# BRIEF
Answer with nothing except the number of lines that contain the word "excerpt".

# Records
□ □ □ □

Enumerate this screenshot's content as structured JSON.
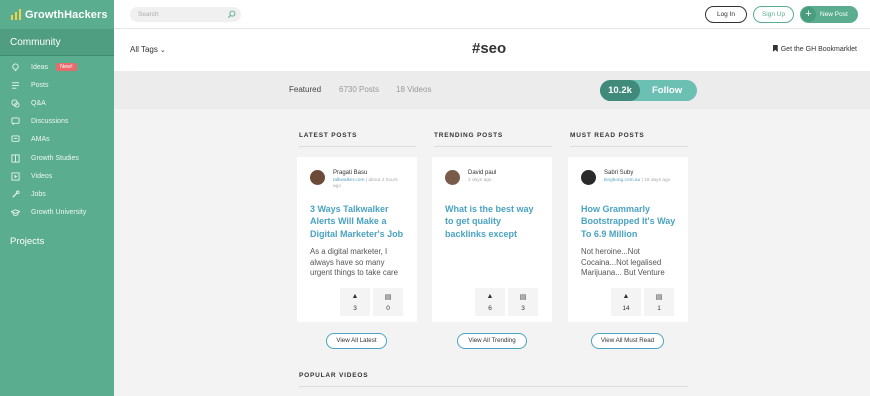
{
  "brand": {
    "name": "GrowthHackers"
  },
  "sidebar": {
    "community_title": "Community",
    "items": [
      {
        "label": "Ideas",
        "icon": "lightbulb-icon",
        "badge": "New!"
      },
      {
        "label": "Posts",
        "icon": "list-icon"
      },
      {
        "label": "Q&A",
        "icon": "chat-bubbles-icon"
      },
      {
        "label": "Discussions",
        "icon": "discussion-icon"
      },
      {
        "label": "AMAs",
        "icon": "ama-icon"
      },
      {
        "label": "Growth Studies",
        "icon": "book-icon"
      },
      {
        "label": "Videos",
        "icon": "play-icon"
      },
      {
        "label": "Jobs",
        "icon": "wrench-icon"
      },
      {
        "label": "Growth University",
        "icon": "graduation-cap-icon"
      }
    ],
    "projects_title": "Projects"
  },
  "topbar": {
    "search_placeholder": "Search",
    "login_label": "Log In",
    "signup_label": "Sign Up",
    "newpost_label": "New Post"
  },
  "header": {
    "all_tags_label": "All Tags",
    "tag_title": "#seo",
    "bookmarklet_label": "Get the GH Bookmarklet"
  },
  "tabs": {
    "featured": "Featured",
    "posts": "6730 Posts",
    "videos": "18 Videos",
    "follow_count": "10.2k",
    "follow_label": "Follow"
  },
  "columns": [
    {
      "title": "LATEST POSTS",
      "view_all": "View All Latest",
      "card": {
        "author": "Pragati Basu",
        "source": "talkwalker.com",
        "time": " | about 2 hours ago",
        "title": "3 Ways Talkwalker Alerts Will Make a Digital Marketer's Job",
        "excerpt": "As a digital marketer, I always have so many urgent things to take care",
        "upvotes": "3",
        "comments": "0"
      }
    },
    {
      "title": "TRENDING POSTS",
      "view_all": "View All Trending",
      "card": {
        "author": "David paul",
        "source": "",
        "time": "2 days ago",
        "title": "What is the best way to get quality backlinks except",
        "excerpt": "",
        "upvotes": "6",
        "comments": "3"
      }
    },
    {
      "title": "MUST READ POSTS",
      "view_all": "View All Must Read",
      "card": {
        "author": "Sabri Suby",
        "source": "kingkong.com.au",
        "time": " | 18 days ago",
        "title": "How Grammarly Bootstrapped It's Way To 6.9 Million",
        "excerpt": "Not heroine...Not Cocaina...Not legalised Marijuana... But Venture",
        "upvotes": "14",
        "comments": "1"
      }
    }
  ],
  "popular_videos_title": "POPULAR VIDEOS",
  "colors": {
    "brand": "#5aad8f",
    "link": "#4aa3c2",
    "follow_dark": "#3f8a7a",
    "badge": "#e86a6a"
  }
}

□ □ □ □

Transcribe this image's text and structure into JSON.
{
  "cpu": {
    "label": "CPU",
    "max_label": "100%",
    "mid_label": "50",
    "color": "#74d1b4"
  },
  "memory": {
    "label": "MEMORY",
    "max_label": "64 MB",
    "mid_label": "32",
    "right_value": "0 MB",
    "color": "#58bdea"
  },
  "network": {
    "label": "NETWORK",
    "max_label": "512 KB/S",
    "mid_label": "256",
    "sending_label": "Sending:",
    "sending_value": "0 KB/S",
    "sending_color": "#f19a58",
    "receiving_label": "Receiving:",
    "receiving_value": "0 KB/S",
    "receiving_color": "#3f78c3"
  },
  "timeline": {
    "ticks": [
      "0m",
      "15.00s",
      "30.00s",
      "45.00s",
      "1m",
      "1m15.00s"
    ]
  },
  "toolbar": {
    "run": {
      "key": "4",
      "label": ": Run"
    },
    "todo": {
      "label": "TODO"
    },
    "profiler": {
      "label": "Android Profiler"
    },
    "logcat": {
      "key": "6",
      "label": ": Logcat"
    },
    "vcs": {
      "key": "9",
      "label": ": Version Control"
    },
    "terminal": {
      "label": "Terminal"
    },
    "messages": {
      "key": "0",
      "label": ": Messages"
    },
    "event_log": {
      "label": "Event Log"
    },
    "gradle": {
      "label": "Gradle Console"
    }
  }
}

□ □ □ □

# THE OUTPUT
3